EXERCISE TASKS =>
• a. Transcribe the passage on the Global Financial Crisis below, from "It is all too" to "the G20 process.".
• b. Pick up the piece on the Global Financial Crisis below and continue it after its final sentence.
** BEGIN DOCUMENT **
It is all too easy to look back at how the Global Financial Crisis unfolded and, with the benefit of hindsight, see where the vulnerabilities in the global economy were that resulted in the Crisis and the subsequent Great Recession.

That being said, it’s hardly the case that we were completely unaware of the pressure points in the lead up to the Crisis. There was certainly commentary on global imbalances—reflecting factors such as the inevitabilities of global demographic changes and a ‘re-emerging’ Asia resuming its place as an economic powerhouse—as well as discussion about the macroeconomic and structural policy choices facing key economies. Some of these issues were very much in the G20 agenda in the early-to-mid 2000s – for example demography, which was a key issue when Australia last hosted the G20 in 2006, back prior to the participation of Leaders in the G20 process.

While there was awareness of pressure points and vulnerabilities, even the emergence of key systemic risks, the so-called Great Moderation largely lulled investors — and many policymakers alike — into thinking that volatility would remain low, spurring a search for yield and higher leverage. This is a pattern we’ve seen in periods preceding other financial crises, and indeed some of these risk characteristics are evident now (albeit not involving leverage).

While the risks and vulnerabilities were perhaps clearer at the macro level, what remained obscured was how the search for yield was being intermediated. There were clear cases of mispricing of risks, with the US housing boom the prime example.

But it was not merely the existence of asset-price bubbles in the lead up to the Crisis that was the sole source of the problem. Accurate assessment of the real risks from these bubbles was made vastly more complicated by the increasingly complex and often opaque inter-linkages between the macroeconomy and the financial sector. The complexity of financial instruments also contributed, as a situation evolved where investors did not fully understand the nature of the instruments they were buying and selling, despite devouring them whole.5 As some of these instruments had direct ties to the real economy, there was a fundamental misunderstanding of the risks that had built up between the real economy and the financial sector.

The increasingly obscure linkages between the real and financial world made the nature and sustainability of growth somewhat ambiguous.
** END DOCUMENT **
** BEGIN RECORDED INFORMATION **
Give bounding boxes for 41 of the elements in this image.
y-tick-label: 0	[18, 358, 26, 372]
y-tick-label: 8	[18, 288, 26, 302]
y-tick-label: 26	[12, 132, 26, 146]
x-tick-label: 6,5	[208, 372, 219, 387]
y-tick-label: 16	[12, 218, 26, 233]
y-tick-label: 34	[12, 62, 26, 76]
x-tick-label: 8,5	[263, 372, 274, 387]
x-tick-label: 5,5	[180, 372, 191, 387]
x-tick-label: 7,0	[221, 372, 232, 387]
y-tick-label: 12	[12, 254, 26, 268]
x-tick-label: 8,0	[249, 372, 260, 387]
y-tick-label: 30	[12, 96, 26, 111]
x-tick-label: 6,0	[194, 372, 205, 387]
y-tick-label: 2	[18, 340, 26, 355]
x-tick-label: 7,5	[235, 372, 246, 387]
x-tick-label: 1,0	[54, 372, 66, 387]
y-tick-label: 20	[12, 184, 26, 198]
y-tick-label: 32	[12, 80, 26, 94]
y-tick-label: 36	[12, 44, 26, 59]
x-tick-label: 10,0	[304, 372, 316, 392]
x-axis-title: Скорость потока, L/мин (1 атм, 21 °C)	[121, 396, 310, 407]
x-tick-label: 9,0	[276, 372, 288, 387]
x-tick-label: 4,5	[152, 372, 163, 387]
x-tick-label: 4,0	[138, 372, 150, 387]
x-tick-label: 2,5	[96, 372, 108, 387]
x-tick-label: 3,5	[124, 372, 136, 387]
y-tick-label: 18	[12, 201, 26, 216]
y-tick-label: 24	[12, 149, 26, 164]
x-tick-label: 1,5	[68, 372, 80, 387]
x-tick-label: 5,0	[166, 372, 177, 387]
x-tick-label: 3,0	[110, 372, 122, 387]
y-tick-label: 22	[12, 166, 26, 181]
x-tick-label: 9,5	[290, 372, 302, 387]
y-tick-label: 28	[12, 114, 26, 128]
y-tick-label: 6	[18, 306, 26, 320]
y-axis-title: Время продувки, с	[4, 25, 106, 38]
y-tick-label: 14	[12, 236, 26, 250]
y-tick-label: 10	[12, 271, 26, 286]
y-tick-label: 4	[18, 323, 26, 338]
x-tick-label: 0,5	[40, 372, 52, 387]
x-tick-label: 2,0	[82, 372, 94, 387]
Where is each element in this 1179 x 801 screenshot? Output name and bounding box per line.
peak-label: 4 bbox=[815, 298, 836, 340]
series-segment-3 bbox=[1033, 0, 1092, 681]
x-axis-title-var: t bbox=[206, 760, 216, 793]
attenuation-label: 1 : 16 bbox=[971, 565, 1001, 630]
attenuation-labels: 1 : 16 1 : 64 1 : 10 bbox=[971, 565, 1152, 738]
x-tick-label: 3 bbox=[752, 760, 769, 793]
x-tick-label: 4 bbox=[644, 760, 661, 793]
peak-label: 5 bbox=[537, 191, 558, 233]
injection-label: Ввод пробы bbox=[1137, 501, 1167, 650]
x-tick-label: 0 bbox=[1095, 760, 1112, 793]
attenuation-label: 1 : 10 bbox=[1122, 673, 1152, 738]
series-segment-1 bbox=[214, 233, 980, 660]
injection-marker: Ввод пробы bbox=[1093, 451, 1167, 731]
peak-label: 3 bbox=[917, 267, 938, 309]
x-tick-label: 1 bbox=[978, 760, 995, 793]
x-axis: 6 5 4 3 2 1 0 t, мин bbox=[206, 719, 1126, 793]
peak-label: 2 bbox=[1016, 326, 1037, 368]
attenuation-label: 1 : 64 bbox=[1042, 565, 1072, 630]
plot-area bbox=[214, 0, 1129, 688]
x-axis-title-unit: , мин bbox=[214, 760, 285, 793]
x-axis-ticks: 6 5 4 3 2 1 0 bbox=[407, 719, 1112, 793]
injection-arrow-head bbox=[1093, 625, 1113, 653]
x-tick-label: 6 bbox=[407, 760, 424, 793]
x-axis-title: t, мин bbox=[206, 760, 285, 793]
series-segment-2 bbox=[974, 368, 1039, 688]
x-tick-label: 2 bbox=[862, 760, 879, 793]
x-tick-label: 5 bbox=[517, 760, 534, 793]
** END RECORDED INFORMATION **
OUTPUTS FOR THE TASKS =>
• a.
It is all too easy to look back at how the Global Financial Crisis unfolded and, with the benefit of hindsight, see where the vulnerabilities in the global economy were that resulted in the Crisis and the subsequent Great Recession.

That being said, it’s hardly the case that we were completely unaware of the pressure points in the lead up to the Crisis. There was certainly commentary on global imbalances—reflecting factors such as the inevitabilities of global demographic changes and a ‘re-emerging’ Asia resuming its place as an economic powerhouse—as well as discussion about the macroeconomic and structural policy choices facing key economies. Some of these issues were very much in the G20 agenda in the early-to-mid 2000s – for example demography, which was a key issue when Australia last hosted the G20 in 2006, back prior to the participation of Leaders in the G20 process.

• b.
The fruits of this complacency can be seen in a number of structural weaknesses in the fiscal and structural policy settings of some of the world’s major economies during the 2000s. For example, with a few notable exceptions such as Germany, countries within the euro area were content to simply discuss structural reform during the good times, and do little to safeguard fiscal sustainability. Similarly in the United States, despite the jobless recovery of the 2000-01 recession, the wider economy performed comparatively well, breeding a degree of lassitude in policymakers’ willingness to tackle fiscal sustainability issues – something that to various extents is also true of other Anglophone economies.

Arguably, many emerging economies were in better shape in the lead up to the Global Financial Crisis, not least because their own crisis experiences during the 1990s induced difficult reforms. But even in many of these economies, reforms necessary for rebalancing growth were avoided.

Collectively, this risk taking by private agents — fuelled by complacency about the fallout from growth prospects and volatility — combined with government complacency over prudent policy settings, morphed into higher public debt in many countries as private losses were absorbed by the state. This manifested in a sovereign debt crisis in countries that could not borrow in their own currency.

The Crisis was unprecedented, at least in terms of living memory, as was the policy response.6 The depth and severity of the downturn required extraordinary effort from monetary and fiscal policy.

But the circumstances in the lead up to the Crisis also mattered for monetary policy. Even though there were secular influences — imported disinflation from emerging economies — that were fundamentally changing the relationship between aggregate prices and output in the US, the Great Moderation precipitated policy rates in the US that left the Federal Reserve less room to move in response to an exceptional crisis.

While policies of least regret were implemented at great speed in response to the Crisis, it was inevitable that this unprecedented response would cast a long shadow into the future. And the legacy is still with us through extremely accommodative monetary policy that is depressing yields on risky assets, and high levels of public indebtedness. As this legacy shapes the challenges ahead, I would like to unpack both of these a bit more.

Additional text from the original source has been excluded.